= TASK PROMPT =
From the entries below, gather every line containing the string "title".
***** GIVEN RECORDS
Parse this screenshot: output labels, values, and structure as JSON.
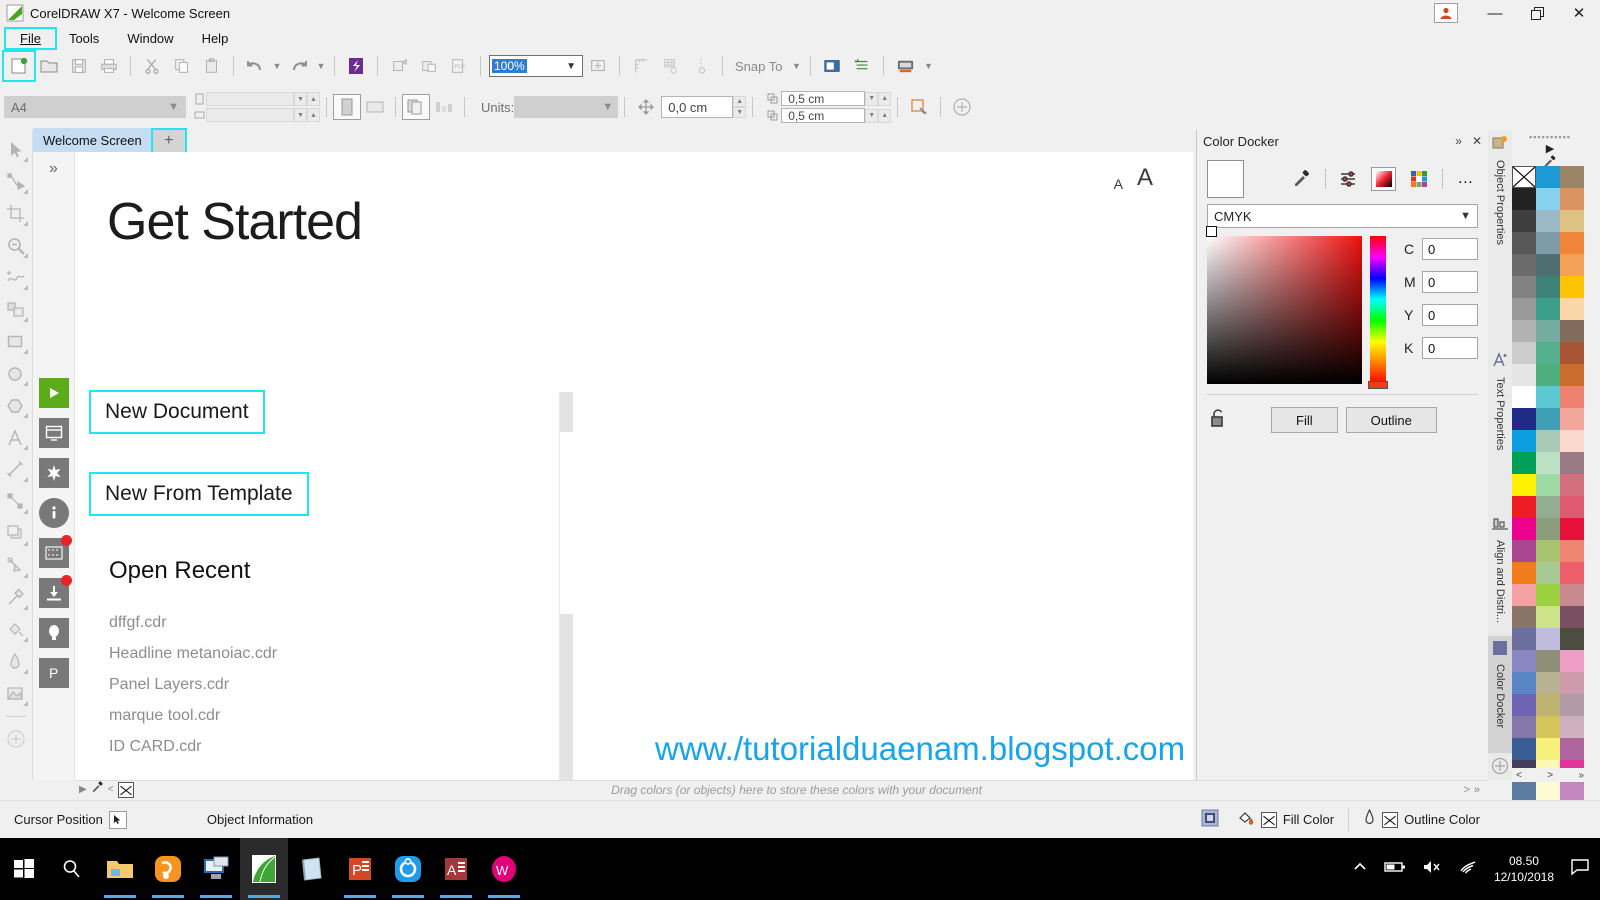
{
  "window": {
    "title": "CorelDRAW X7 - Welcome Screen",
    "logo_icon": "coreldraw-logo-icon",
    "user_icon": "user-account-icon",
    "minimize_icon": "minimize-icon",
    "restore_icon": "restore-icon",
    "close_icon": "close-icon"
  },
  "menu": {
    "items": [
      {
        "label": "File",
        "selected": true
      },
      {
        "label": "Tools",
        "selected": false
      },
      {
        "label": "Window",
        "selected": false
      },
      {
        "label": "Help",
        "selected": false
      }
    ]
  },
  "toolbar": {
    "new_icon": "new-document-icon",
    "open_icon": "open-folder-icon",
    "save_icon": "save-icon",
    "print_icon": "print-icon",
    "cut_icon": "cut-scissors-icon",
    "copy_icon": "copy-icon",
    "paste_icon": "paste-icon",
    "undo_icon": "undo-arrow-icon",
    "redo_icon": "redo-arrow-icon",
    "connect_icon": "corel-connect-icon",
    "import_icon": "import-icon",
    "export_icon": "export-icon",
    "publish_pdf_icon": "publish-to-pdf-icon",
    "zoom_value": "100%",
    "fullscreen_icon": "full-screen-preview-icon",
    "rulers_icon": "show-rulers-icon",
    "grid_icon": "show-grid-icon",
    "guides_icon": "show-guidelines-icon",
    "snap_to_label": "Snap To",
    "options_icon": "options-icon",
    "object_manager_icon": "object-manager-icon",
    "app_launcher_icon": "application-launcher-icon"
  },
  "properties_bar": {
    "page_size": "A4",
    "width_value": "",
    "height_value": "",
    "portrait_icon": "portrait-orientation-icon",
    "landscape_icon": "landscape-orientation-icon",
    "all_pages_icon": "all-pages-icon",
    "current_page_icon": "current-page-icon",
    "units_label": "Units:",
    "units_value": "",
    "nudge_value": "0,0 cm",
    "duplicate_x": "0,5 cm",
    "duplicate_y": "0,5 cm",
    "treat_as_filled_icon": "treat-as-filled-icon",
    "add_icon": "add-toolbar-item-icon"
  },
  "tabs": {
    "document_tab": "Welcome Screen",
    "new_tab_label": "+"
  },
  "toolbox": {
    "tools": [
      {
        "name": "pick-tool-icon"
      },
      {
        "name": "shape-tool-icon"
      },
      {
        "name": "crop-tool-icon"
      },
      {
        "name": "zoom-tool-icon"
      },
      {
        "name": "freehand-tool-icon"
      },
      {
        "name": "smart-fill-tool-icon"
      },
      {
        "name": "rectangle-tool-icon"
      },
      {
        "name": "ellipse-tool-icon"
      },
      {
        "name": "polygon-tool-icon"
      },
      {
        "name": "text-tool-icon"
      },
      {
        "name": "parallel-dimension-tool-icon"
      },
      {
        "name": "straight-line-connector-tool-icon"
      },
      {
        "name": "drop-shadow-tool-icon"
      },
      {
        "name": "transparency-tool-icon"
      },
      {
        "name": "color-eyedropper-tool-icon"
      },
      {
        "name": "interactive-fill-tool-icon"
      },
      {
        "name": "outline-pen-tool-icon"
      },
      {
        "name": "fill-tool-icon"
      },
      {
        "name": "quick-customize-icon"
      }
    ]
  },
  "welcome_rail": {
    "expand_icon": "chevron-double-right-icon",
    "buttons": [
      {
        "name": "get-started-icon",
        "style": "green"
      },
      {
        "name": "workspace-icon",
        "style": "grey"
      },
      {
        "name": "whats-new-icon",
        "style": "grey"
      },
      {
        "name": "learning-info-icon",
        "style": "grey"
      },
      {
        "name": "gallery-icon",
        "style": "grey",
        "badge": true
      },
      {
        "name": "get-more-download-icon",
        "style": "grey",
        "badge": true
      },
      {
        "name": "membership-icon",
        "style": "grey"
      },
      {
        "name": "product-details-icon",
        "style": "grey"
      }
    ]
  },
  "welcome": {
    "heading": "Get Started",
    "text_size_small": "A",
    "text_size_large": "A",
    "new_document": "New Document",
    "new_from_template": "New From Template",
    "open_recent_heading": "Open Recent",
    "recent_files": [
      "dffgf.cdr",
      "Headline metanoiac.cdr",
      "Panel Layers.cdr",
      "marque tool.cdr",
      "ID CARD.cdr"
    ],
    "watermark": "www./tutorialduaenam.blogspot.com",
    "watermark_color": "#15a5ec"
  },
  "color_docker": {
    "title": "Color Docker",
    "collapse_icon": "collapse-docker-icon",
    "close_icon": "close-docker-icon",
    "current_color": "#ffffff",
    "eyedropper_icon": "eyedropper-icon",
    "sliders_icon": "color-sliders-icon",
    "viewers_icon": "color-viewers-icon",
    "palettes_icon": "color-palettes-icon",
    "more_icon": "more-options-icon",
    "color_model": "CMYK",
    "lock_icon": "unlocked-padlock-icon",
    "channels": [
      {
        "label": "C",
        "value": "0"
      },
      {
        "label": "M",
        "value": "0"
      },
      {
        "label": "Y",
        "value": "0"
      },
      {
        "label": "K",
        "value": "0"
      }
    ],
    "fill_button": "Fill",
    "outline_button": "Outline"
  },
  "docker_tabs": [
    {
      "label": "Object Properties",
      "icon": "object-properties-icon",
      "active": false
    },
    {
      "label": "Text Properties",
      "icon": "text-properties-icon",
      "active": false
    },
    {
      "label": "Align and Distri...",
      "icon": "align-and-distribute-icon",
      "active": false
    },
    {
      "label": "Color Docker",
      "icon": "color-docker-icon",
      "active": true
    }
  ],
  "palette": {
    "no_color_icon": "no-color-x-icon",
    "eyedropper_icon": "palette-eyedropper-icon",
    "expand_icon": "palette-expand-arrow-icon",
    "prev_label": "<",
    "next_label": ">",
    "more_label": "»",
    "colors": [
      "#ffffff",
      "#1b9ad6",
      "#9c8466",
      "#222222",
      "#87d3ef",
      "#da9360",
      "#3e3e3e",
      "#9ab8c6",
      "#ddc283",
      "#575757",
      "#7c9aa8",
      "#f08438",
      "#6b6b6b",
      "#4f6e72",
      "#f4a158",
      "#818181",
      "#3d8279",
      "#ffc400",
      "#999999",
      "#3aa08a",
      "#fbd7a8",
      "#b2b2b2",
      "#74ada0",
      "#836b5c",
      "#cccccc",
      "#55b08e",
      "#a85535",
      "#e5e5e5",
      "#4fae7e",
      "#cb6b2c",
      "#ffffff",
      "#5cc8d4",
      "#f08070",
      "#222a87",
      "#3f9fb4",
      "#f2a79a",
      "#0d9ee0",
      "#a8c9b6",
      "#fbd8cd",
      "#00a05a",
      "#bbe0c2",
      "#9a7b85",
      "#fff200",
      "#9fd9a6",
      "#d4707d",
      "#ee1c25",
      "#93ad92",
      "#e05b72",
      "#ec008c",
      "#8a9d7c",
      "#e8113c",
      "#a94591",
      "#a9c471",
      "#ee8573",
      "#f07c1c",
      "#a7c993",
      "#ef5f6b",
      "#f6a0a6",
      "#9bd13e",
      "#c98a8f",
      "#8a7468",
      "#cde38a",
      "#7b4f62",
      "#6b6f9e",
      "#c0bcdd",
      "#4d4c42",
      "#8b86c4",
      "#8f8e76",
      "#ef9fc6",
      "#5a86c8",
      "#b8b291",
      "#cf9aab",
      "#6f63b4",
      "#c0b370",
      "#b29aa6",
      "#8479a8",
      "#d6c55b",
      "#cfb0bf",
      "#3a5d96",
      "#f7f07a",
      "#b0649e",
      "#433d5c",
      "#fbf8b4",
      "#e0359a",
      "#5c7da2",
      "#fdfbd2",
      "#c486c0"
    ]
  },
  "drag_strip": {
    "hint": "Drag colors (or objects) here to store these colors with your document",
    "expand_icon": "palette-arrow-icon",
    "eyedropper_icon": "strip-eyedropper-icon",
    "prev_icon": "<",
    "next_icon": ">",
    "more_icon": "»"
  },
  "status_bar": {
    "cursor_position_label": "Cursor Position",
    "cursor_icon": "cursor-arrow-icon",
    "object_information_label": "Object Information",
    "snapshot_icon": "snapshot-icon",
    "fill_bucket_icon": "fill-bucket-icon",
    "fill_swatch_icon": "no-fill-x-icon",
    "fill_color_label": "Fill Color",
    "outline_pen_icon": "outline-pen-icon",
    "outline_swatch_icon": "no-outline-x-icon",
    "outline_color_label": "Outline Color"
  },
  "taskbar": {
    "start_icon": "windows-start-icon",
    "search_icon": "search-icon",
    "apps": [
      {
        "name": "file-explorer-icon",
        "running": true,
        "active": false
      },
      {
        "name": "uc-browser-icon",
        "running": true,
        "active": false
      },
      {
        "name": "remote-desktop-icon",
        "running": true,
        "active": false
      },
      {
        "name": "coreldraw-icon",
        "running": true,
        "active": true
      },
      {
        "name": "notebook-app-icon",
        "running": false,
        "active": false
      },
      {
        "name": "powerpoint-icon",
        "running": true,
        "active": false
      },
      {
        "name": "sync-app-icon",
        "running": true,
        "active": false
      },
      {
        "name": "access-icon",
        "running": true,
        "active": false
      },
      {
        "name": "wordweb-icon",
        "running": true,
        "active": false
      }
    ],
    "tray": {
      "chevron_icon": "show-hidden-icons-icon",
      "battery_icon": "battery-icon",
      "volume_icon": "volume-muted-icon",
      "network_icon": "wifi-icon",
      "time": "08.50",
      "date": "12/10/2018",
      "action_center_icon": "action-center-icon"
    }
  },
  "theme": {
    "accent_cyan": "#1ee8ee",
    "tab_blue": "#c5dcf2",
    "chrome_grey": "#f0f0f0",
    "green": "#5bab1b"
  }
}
**********
= SOLUTION TO THIS EXERCISE =
    "title": "CorelDRAW X7 - Welcome Screen",
    "title": "Color Docker",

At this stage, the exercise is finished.